* Written instruction
From the listing below, return each line that includes "desc".

* Materials provided
# # # # #

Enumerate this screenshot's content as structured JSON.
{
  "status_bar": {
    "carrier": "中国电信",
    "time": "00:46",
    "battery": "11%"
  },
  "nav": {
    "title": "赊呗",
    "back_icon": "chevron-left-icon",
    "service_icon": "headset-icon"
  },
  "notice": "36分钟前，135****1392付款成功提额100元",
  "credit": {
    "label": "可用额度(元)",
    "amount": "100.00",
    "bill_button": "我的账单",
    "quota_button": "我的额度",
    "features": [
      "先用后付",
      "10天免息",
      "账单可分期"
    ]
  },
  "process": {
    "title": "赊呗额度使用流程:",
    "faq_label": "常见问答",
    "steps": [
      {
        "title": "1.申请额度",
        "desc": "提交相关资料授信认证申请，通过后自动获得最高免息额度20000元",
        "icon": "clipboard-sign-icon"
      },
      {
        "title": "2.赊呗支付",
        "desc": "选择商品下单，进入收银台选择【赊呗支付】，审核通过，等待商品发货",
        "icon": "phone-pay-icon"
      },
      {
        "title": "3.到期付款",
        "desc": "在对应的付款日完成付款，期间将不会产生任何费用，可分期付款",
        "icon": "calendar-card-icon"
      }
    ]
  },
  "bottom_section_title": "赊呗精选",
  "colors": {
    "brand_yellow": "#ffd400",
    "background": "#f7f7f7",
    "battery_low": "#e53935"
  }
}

# # # # #

* Problem solution
        "desc": "提交相关资料授信认证申请，通过后自动获得最高免息额度20000元",
        "desc": "选择商品下单，进入收银台选择【赊呗支付】，审核通过，等待商品发货",
        "desc": "在对应的付款日完成付款，期间将不会产生任何费用，可分期付款",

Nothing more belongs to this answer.